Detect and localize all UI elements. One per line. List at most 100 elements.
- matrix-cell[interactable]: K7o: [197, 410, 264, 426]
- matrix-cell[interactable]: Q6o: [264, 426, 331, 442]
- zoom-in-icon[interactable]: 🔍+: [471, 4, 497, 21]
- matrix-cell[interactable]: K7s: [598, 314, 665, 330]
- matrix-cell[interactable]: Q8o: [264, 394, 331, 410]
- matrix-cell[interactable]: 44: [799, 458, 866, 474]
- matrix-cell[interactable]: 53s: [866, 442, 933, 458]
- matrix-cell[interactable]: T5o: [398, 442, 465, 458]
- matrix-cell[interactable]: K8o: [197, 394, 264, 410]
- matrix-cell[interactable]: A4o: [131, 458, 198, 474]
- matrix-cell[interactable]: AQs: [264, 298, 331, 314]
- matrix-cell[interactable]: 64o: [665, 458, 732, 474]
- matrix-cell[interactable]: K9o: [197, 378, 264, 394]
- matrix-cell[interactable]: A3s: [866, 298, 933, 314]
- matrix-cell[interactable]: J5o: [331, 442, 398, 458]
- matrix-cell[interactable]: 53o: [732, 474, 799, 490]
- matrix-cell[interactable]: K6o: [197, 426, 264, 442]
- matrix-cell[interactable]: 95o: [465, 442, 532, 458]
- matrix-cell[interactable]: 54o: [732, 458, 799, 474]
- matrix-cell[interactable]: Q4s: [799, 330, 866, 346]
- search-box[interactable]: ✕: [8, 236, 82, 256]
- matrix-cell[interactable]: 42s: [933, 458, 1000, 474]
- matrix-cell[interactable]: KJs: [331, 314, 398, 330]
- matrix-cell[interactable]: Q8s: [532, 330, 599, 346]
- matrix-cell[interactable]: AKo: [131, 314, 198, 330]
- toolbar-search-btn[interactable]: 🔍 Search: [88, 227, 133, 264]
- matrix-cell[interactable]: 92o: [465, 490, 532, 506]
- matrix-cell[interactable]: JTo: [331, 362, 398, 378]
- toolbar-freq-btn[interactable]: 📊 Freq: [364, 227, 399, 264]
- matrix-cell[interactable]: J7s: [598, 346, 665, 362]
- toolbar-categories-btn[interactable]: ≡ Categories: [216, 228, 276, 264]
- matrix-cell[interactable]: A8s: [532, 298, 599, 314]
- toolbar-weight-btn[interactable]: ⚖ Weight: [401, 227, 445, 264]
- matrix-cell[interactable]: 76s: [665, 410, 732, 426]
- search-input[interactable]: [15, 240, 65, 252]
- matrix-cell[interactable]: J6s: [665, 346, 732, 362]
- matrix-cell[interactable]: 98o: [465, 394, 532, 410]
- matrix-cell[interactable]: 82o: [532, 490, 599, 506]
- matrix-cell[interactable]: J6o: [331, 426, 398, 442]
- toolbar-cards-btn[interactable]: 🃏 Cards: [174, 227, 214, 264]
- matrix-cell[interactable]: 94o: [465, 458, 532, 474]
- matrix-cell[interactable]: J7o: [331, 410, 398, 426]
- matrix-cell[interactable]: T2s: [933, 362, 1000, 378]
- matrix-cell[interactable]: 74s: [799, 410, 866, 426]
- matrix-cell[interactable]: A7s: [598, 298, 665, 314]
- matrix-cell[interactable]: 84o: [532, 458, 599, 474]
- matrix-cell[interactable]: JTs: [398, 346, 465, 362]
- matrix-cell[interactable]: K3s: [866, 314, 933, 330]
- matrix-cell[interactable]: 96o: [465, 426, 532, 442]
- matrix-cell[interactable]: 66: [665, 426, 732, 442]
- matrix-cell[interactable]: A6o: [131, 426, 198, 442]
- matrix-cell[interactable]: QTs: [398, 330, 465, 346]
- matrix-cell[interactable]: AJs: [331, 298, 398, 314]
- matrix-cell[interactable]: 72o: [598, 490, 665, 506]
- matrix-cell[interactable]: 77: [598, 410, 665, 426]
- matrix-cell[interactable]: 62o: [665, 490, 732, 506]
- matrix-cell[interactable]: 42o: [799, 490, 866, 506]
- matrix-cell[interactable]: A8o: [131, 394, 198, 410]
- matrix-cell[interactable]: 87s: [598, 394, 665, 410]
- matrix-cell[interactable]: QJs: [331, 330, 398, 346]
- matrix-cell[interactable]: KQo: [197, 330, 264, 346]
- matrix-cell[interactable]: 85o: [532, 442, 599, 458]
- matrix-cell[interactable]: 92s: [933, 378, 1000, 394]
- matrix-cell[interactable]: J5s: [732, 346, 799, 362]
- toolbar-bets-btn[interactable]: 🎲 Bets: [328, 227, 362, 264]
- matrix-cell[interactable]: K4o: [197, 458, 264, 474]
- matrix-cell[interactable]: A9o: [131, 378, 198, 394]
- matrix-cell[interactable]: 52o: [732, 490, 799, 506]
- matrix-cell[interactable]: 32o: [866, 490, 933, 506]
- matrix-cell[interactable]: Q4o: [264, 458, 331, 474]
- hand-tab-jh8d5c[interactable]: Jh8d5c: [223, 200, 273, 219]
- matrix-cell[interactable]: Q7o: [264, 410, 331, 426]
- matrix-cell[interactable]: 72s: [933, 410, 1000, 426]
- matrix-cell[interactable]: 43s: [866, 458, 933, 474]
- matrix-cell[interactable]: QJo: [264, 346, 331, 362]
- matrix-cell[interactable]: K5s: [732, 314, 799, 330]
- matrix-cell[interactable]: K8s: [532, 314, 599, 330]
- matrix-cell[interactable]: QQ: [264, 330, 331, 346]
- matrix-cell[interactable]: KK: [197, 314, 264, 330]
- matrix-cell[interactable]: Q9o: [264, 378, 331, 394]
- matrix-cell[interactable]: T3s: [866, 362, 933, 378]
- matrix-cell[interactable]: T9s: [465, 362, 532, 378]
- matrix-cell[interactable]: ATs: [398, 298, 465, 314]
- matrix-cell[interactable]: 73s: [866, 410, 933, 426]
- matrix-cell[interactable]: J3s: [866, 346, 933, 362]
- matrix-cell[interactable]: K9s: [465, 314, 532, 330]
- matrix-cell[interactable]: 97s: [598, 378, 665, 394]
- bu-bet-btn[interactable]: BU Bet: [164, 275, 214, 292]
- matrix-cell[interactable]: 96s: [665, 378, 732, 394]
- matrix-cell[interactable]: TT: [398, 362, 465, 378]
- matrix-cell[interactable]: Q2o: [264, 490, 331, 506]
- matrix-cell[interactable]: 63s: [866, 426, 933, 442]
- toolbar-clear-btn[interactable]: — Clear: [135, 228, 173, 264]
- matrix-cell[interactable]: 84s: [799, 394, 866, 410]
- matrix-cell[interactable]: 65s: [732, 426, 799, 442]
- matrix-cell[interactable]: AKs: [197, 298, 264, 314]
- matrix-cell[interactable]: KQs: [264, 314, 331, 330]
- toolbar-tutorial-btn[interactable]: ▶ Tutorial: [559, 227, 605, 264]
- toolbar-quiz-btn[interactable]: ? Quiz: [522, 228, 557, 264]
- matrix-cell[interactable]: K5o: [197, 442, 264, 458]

_Task goal_
Please output the data from its start through the line holding "- matrix-cell[interactable]: K6o: [197, 426, 264, 442]", inclusive, as a Markdown table with a Row column for the row number and a Line column for the line. Leave out blank lines.

_Solution for this problem_
| Row | Line |
|---|---|
| 1 | Detect and localize all UI elements. One per line. List at most 100 elements. |
| 2 | - matrix-cell[interactable]: K7o: [197, 410, 264, 426] |
| 3 | - matrix-cell[interactable]: Q6o: [264, 426, 331, 442] |
| 4 | - zoom-in-icon[interactable]: 🔍+: [471, 4, 497, 21] |
| 5 | - matrix-cell[interactable]: K7s: [598, 314, 665, 330] |
| 6 | - matrix-cell[interactable]: Q8o: [264, 394, 331, 410] |
| 7 | - matrix-cell[interactable]: 44: [799, 458, 866, 474] |
| 8 | - matrix-cell[interactable]: 53s: [866, 442, 933, 458] |
| 9 | - matrix-cell[interactable]: T5o: [398, 442, 465, 458] |
| 10 | - matrix-cell[interactable]: K8o: [197, 394, 264, 410] |
| 11 | - matrix-cell[interactable]: A4o: [131, 458, 198, 474] |
| 12 | - matrix-cell[interactable]: AQs: [264, 298, 331, 314] |
| 13 | - matrix-cell[interactable]: 64o: [665, 458, 732, 474] |
| 14 | - matrix-cell[interactable]: K9o: [197, 378, 264, 394] |
| 15 | - matrix-cell[interactable]: A3s: [866, 298, 933, 314] |
| 16 | - matrix-cell[interactable]: J5o: [331, 442, 398, 458] |
| 17 | - matrix-cell[interactable]: 53o: [732, 474, 799, 490] |
| 18 | - matrix-cell[interactable]: K6o: [197, 426, 264, 442] |